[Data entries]

++++++++++

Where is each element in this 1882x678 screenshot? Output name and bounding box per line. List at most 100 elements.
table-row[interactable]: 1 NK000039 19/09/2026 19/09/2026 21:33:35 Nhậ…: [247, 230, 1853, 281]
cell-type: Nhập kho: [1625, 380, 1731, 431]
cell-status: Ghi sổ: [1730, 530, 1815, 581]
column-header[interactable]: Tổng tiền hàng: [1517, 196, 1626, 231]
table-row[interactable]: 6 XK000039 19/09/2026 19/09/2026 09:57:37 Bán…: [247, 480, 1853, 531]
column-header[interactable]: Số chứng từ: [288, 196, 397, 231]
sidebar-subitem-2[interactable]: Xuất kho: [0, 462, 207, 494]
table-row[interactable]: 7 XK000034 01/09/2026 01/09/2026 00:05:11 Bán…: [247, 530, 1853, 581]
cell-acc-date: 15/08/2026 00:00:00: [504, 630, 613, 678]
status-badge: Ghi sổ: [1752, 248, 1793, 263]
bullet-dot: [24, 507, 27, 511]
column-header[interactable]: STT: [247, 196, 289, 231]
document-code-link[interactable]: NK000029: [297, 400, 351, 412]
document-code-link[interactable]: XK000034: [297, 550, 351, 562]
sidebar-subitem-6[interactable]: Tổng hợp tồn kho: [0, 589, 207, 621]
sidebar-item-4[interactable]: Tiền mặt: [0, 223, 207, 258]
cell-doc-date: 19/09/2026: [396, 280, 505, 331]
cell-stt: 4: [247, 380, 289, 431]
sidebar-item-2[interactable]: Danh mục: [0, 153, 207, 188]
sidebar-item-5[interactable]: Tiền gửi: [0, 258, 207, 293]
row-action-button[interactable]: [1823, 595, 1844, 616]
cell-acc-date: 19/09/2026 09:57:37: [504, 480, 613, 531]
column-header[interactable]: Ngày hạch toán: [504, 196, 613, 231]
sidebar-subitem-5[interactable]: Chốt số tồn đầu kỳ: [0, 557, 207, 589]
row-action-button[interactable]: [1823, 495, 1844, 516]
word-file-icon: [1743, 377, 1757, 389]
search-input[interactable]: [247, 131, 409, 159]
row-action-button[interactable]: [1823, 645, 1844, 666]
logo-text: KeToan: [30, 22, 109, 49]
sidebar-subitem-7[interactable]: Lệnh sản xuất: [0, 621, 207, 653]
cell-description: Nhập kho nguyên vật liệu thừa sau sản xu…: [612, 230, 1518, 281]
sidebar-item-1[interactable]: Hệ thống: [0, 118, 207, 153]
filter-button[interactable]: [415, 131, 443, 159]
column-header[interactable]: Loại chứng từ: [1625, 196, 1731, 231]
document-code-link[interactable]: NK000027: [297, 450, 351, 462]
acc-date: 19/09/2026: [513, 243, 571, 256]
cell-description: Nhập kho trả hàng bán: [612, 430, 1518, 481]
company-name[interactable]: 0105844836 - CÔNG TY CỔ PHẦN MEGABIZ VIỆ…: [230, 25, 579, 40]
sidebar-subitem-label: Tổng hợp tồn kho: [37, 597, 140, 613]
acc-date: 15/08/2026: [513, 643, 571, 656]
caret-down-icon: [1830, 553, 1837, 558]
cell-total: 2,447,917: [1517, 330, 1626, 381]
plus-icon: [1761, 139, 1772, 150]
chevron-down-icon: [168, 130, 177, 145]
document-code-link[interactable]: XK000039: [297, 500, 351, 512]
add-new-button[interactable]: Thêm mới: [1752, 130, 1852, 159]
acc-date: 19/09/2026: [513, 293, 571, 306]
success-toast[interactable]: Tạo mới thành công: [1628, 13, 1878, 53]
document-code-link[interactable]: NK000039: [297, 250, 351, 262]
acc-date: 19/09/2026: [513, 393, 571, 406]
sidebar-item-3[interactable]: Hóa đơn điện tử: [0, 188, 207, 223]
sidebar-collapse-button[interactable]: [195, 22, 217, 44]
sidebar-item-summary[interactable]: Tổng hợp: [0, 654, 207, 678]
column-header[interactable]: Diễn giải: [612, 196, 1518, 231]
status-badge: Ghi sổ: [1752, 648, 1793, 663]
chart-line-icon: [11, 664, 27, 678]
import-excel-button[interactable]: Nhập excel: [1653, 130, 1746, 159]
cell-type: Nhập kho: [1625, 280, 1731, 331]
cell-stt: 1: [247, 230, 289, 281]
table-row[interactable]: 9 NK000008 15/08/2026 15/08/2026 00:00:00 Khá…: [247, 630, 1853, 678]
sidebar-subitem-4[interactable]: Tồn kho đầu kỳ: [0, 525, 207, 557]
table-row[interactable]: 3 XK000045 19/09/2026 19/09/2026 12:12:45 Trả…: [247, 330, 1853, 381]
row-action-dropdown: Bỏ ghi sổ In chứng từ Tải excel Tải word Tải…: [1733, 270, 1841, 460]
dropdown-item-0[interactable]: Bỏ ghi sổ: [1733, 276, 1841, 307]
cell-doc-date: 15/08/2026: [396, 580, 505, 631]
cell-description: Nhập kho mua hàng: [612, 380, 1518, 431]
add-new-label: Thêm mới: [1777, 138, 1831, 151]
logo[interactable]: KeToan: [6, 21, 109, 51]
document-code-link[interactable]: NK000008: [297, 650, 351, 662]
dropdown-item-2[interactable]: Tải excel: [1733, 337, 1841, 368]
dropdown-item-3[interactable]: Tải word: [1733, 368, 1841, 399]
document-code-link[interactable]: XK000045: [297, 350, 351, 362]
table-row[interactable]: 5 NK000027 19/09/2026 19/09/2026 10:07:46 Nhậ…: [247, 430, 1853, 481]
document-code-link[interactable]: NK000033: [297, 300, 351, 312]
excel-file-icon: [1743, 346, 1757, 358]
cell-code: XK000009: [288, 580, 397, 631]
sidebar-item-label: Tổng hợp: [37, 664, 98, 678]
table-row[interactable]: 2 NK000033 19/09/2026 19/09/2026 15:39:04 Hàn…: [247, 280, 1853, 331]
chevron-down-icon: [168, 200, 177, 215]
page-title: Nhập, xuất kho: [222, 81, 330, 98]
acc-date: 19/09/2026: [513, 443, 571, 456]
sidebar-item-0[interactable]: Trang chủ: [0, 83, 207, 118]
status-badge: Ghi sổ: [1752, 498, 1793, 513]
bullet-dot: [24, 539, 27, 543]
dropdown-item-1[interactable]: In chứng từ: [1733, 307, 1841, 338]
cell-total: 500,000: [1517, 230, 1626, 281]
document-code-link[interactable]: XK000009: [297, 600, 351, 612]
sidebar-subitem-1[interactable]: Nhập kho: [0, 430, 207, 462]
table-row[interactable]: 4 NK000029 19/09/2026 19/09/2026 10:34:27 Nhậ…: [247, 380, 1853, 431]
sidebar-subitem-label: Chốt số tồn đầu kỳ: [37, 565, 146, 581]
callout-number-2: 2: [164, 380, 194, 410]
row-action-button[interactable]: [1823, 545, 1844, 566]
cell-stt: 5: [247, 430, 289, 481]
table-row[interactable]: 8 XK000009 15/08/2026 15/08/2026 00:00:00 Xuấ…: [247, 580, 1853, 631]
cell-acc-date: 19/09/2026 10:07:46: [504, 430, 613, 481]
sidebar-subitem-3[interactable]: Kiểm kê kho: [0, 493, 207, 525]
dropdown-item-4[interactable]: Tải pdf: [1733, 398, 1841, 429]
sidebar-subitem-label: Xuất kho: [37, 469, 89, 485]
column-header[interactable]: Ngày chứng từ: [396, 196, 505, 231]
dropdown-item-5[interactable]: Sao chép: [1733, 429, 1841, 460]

++++++++++

→ **PROBLEM STATEMENT**:
Reproduce the data above from its first line through the line containing "column-header[interactable]: Tổng tiền", including both of those lines, without any changes.

→ **RESULT OF THIS EXERCISE**:
Where is each element in this 1882x678 screenshot? Output name and bounding box per line. List at most 100 elements.
table-row[interactable]: 1 NK000039 19/09/2026 19/09/2026 21:33:35 Nhậ…: [247, 230, 1853, 281]
cell-type: Nhập kho: [1625, 380, 1731, 431]
cell-status: Ghi sổ: [1730, 530, 1815, 581]
column-header[interactable]: Tổng tiền hàng: [1517, 196, 1626, 231]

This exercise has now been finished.